(Source data)
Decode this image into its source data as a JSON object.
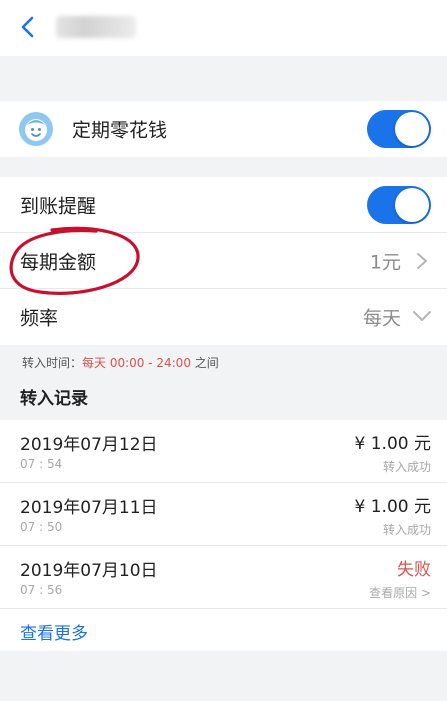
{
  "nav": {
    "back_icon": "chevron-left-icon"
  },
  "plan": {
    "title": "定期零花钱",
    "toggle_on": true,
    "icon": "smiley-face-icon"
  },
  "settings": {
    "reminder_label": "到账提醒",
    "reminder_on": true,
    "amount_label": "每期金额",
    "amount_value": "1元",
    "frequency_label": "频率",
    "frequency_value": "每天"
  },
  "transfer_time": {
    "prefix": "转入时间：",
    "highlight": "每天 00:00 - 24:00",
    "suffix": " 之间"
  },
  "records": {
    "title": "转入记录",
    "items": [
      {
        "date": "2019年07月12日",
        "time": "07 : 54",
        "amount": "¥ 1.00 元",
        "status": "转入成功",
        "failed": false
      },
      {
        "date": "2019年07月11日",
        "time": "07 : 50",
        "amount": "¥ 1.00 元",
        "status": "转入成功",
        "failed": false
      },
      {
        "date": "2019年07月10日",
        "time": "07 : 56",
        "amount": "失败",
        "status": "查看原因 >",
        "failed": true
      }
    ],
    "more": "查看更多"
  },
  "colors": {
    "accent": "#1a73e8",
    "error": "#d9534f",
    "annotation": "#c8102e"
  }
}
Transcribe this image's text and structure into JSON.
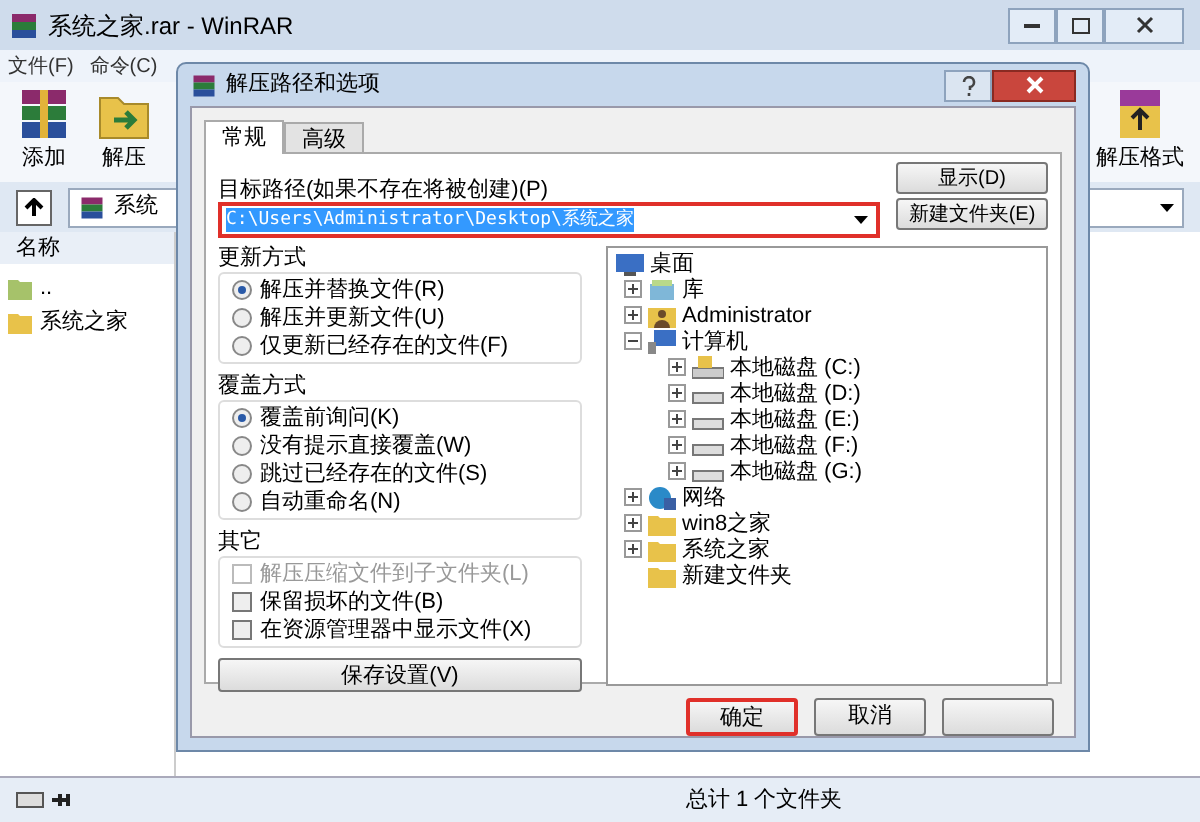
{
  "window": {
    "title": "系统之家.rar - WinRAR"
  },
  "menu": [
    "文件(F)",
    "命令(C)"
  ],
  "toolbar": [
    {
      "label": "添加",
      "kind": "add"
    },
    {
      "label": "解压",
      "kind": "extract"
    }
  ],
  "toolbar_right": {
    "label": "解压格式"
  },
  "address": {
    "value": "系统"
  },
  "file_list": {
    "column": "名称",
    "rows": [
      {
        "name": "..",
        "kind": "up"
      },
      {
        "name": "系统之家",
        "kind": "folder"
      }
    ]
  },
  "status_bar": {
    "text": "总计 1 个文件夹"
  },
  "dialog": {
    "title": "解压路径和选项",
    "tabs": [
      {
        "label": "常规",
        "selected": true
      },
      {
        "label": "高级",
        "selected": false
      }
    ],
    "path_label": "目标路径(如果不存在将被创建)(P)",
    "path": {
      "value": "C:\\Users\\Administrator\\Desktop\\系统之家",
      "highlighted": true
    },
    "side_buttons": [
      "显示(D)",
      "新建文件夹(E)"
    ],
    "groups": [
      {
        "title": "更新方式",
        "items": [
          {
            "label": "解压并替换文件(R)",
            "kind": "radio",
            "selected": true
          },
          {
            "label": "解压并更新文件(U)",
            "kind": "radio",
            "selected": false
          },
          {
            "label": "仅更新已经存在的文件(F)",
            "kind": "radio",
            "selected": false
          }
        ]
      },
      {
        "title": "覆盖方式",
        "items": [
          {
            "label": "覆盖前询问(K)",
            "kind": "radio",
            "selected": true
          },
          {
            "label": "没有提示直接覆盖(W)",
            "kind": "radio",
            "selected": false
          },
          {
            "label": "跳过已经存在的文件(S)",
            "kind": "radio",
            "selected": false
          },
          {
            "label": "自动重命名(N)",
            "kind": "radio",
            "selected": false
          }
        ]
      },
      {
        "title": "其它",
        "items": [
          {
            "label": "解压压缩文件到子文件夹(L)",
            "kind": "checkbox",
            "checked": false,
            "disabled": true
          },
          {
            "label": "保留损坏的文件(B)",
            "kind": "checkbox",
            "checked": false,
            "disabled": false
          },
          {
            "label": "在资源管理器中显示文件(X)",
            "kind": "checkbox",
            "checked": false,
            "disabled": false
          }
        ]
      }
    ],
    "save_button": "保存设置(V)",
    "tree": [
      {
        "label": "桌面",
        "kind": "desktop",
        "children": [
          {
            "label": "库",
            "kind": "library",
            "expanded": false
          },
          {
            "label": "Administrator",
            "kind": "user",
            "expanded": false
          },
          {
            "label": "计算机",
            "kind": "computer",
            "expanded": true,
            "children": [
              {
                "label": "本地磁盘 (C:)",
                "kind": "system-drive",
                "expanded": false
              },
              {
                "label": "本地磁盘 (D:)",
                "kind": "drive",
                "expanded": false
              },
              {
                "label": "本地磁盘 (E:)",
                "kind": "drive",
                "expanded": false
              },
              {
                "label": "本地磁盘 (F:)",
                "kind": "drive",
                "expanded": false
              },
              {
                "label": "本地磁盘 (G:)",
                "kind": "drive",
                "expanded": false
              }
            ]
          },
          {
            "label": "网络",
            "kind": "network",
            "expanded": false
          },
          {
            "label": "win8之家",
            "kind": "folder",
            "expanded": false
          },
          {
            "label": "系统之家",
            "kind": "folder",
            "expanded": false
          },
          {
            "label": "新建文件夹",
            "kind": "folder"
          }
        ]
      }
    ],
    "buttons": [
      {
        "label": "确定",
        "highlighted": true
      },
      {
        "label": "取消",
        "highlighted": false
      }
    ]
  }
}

- [PROBLEM] Keep the pictures out of the copy and write out the data exactly as it stands.

- [SOLVED EXERCISE]
Decode this image into its source data as a JSON object.
{
  "nav": {
    "back_icon": "chevron-left-icon"
  },
  "plan": {
    "title": "定期零花钱",
    "toggle_on": true,
    "icon": "smiley-face-icon"
  },
  "settings": {
    "reminder_label": "到账提醒",
    "reminder_on": true,
    "amount_label": "每期金额",
    "amount_value": "1元",
    "frequency_label": "频率",
    "frequency_value": "每天"
  },
  "transfer_time": {
    "prefix": "转入时间：",
    "highlight": "每天 00:00 - 24:00",
    "suffix": " 之间"
  },
  "records": {
    "title": "转入记录",
    "items": [
      {
        "date": "2019年07月12日",
        "time": "07 : 54",
        "amount": "¥ 1.00 元",
        "status": "转入成功",
        "failed": false
      },
      {
        "date": "2019年07月11日",
        "time": "07 : 50",
        "amount": "¥ 1.00 元",
        "status": "转入成功",
        "failed": false
      },
      {
        "date": "2019年07月10日",
        "time": "07 : 56",
        "amount": "失败",
        "status": "查看原因 >",
        "failed": true
      }
    ],
    "more": "查看更多"
  },
  "colors": {
    "accent": "#1a73e8",
    "error": "#d9534f",
    "annotation": "#c8102e"
  }
}
Transcribe this image's text and structure into JSON.
{
  "window": {
    "title": "系统之家.rar - WinRAR"
  },
  "menu": [
    "文件(F)",
    "命令(C)"
  ],
  "toolbar": [
    {
      "label": "添加",
      "kind": "add"
    },
    {
      "label": "解压",
      "kind": "extract"
    }
  ],
  "toolbar_right": {
    "label": "解压格式"
  },
  "address": {
    "value": "系统"
  },
  "file_list": {
    "column": "名称",
    "rows": [
      {
        "name": "..",
        "kind": "up"
      },
      {
        "name": "系统之家",
        "kind": "folder"
      }
    ]
  },
  "status_bar": {
    "text": "总计 1 个文件夹"
  },
  "dialog": {
    "title": "解压路径和选项",
    "tabs": [
      {
        "label": "常规",
        "selected": true
      },
      {
        "label": "高级",
        "selected": false
      }
    ],
    "path_label": "目标路径(如果不存在将被创建)(P)",
    "path": {
      "value": "C:\\Users\\Administrator\\Desktop\\系统之家",
      "highlighted": true
    },
    "side_buttons": [
      "显示(D)",
      "新建文件夹(E)"
    ],
    "groups": [
      {
        "title": "更新方式",
        "items": [
          {
            "label": "解压并替换文件(R)",
            "kind": "radio",
            "selected": true
          },
          {
            "label": "解压并更新文件(U)",
            "kind": "radio",
            "selected": false
          },
          {
            "label": "仅更新已经存在的文件(F)",
            "kind": "radio",
            "selected": false
          }
        ]
      },
      {
        "title": "覆盖方式",
        "items": [
          {
            "label": "覆盖前询问(K)",
            "kind": "radio",
            "selected": true
          },
          {
            "label": "没有提示直接覆盖(W)",
            "kind": "radio",
            "selected": false
          },
          {
            "label": "跳过已经存在的文件(S)",
            "kind": "radio",
            "selected": false
          },
          {
            "label": "自动重命名(N)",
            "kind": "radio",
            "selected": false
          }
        ]
      },
      {
        "title": "其它",
        "items": [
          {
            "label": "解压压缩文件到子文件夹(L)",
            "kind": "checkbox",
            "checked": false,
            "disabled": true
          },
          {
            "label": "保留损坏的文件(B)",
            "kind": "checkbox",
            "checked": false,
            "disabled": false
          },
          {
            "label": "在资源管理器中显示文件(X)",
            "kind": "checkbox",
            "checked": false,
            "disabled": false
          }
        ]
      }
    ],
    "save_button": "保存设置(V)",
    "tree": [
      {
        "label": "桌面",
        "kind": "desktop",
        "children": [
          {
            "label": "库",
            "kind": "library",
            "expanded": false
          },
          {
            "label": "Administrator",
            "kind": "user",
            "expanded": false
          },
          {
            "label": "计算机",
            "kind": "computer",
            "expanded": true,
            "children": [
              {
                "label": "本地磁盘 (C:)",
                "kind": "system-drive",
                "expanded": false
              },
              {
                "label": "本地磁盘 (D:)",
                "kind": "drive",
                "expanded": false
              },
              {
                "label": "本地磁盘 (E:)",
                "kind": "drive",
                "expanded": false
              },
              {
                "label": "本地磁盘 (F:)",
                "kind": "drive",
                "expanded": false
              },
              {
                "label": "本地磁盘 (G:)",
                "kind": "drive",
                "expanded": false
              }
            ]
          },
          {
            "label": "网络",
            "kind": "network",
            "expanded": false
          },
          {
            "label": "win8之家",
            "kind": "folder",
            "expanded": false
          },
          {
            "label": "系统之家",
            "kind": "folder",
            "expanded": false
          },
          {
            "label": "新建文件夹",
            "kind": "folder"
          }
        ]
      }
    ],
    "buttons": [
      {
        "label": "确定",
        "highlighted": true
      },
      {
        "label": "取消",
        "highlighted": false
      }
    ]
  }
}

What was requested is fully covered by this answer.